TASK TO COMPLETE: In the copy, include every entry exactly but none of the images.

DATA FOR PROCESSING:

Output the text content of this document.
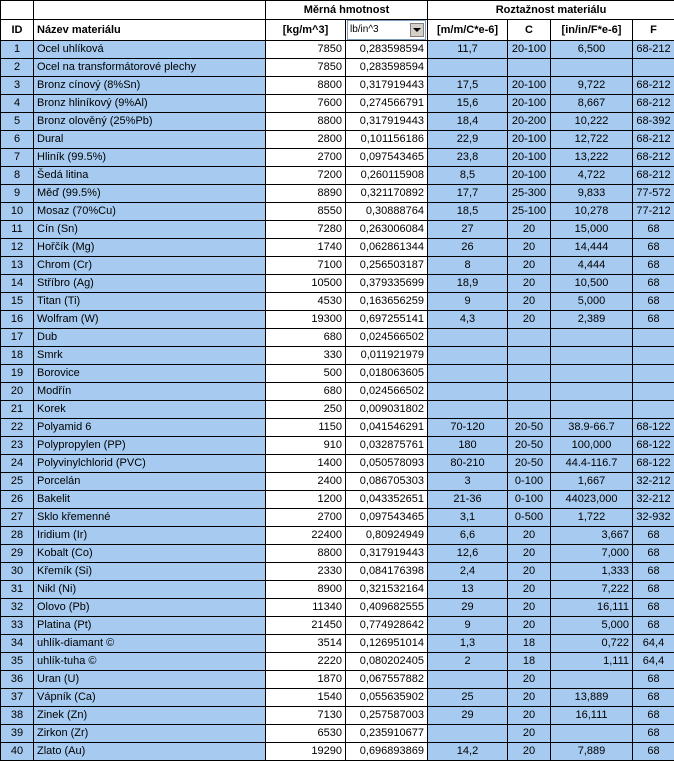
		Měrná hmotnost		Roztažnost materiálu			
ID	Název materiálu	[kg/m^3]	lb/in^3	[m/m/C*e-6]	C	[in/in/F*e-6]	F
1	Ocel uhlíková	7850	0,283598594	11,7	20-100	6,500	68-212
2	Ocel na transformátorové plechy	7850	0,283598594				
3	Bronz cínový (8%Sn)	8800	0,317919443	17,5	20-100	9,722	68-212
4	Bronz hliníkový (9%Al)	7600	0,274566791	15,6	20-100	8,667	68-212
5	Bronz olověný (25%Pb)	8800	0,317919443	18,4	20-200	10,222	68-392
6	Dural	2800	0,101156186	22,9	20-100	12,722	68-212
7	Hliník (99.5%)	2700	0,097543465	23,8	20-100	13,222	68-212
8	Šedá litina	7200	0,260115908	8,5	20-100	4,722	68-212
9	Měď (99.5%)	8890	0,321170892	17,7	25-300	9,833	77-572
10	Mosaz (70%Cu)	8550	0,30888764	18,5	25-100	10,278	77-212
11	Cín (Sn)	7280	0,263006084	27	20	15,000	68
12	Hořčík (Mg)	1740	0,062861344	26	20	14,444	68
13	Chrom (Cr)	7100	0,256503187	8	20	4,444	68
14	Stříbro (Ag)	10500	0,379335699	18,9	20	10,500	68
15	Titan (Ti)	4530	0,163656259	9	20	5,000	68
16	Wolfram (W)	19300	0,697255141	4,3	20	2,389	68
17	Dub	680	0,024566502				
18	Smrk	330	0,011921979				
19	Borovice	500	0,018063605				
20	Modřín	680	0,024566502				
21	Korek	250	0,009031802				
22	Polyamid 6	1150	0,041546291	70-120	20-50	38.9-66.7	68-122
23	Polypropylen (PP)	910	0,032875761	180	20-50	100,000	68-122
24	Polyvinylchlorid (PVC)	1400	0,050578093	80-210	20-50	44.4-116.7	68-122
25	Porcelán	2400	0,086705303	3	0-100	1,667	32-212
26	Bakelit	1200	0,043352651	21-36	0-100	44023,000	32-212
27	Sklo křemenné	2700	0,097543465	3,1	0-500	1,722	32-932
28	Iridium (Ir)	22400	0,80924949	6,6	20	3,667	68
29	Kobalt (Co)	8800	0,317919443	12,6	20	7,000	68
30	Křemík (Si)	2330	0,084176398	2,4	20	1,333	68
31	Nikl (Ni)	8900	0,321532164	13	20	7,222	68
32	Olovo (Pb)	11340	0,409682555	29	20	16,111	68
33	Platina (Pt)	21450	0,774928642	9	20	5,000	68
34	uhlík-diamant ©	3514	0,126951014	1,3	18	0,722	64,4
35	uhlík-tuha ©	2220	0,080202405	2	18	1,111	64,4
36	Uran (U)	1870	0,067557882		20		68
37	Vápník (Ca)	1540	0,055635902	25	20	13,889	68
38	Zinek (Zn)	7130	0,257587003	29	20	16,111	68
39	Zirkon (Zr)	6530	0,235910677		20		68
40	Zlato (Au)	19290	0,696893869	14,2	20	7,889	68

WORKED SOLUTION:
Output the text content of this document.
		Měrná hmotnost		Roztažnost materiálu			
ID	Název materiálu	[kg/m^3]	lb/in^3	[m/m/C*e-6]	C	[in/in/F*e-6]	F
1	Ocel uhlíková	7850	0,283598594	11,7	20-100	6,500	68-212
2	Ocel na transformátorové plechy	7850	0,283598594				
3	Bronz cínový (8%Sn)	8800	0,317919443	17,5	20-100	9,722	68-212
4	Bronz hliníkový (9%Al)	7600	0,274566791	15,6	20-100	8,667	68-212
5	Bronz olověný (25%Pb)	8800	0,317919443	18,4	20-200	10,222	68-392
6	Dural	2800	0,101156186	22,9	20-100	12,722	68-212
7	Hliník (99.5%)	2700	0,097543465	23,8	20-100	13,222	68-212
8	Šedá litina	7200	0,260115908	8,5	20-100	4,722	68-212
9	Měď (99.5%)	8890	0,321170892	17,7	25-300	9,833	77-572
10	Mosaz (70%Cu)	8550	0,30888764	18,5	25-100	10,278	77-212
11	Cín (Sn)	7280	0,263006084	27	20	15,000	68
12	Hořčík (Mg)	1740	0,062861344	26	20	14,444	68
13	Chrom (Cr)	7100	0,256503187	8	20	4,444	68
14	Stříbro (Ag)	10500	0,379335699	18,9	20	10,500	68
15	Titan (Ti)	4530	0,163656259	9	20	5,000	68
16	Wolfram (W)	19300	0,697255141	4,3	20	2,389	68
17	Dub	680	0,024566502				
18	Smrk	330	0,011921979				
19	Borovice	500	0,018063605				
20	Modřín	680	0,024566502				
21	Korek	250	0,009031802				
22	Polyamid 6	1150	0,041546291	70-120	20-50	38.9-66.7	68-122
23	Polypropylen (PP)	910	0,032875761	180	20-50	100,000	68-122
24	Polyvinylchlorid (PVC)	1400	0,050578093	80-210	20-50	44.4-116.7	68-122
25	Porcelán	2400	0,086705303	3	0-100	1,667	32-212
26	Bakelit	1200	0,043352651	21-36	0-100	44023,000	32-212
27	Sklo křemenné	2700	0,097543465	3,1	0-500	1,722	32-932
28	Iridium (Ir)	22400	0,80924949	6,6	20	3,667	68
29	Kobalt (Co)	8800	0,317919443	12,6	20	7,000	68
30	Křemík (Si)	2330	0,084176398	2,4	20	1,333	68
31	Nikl (Ni)	8900	0,321532164	13	20	7,222	68
32	Olovo (Pb)	11340	0,409682555	29	20	16,111	68
33	Platina (Pt)	21450	0,774928642	9	20	5,000	68
34	uhlík-diamant ©	3514	0,126951014	1,3	18	0,722	64,4
35	uhlík-tuha ©	2220	0,080202405	2	18	1,111	64,4
36	Uran (U)	1870	0,067557882		20		68
37	Vápník (Ca)	1540	0,055635902	25	20	13,889	68
38	Zinek (Zn)	7130	0,257587003	29	20	16,111	68
39	Zirkon (Zr)	6530	0,235910677		20		68
40	Zlato (Au)	19290	0,696893869	14,2	20	7,889	68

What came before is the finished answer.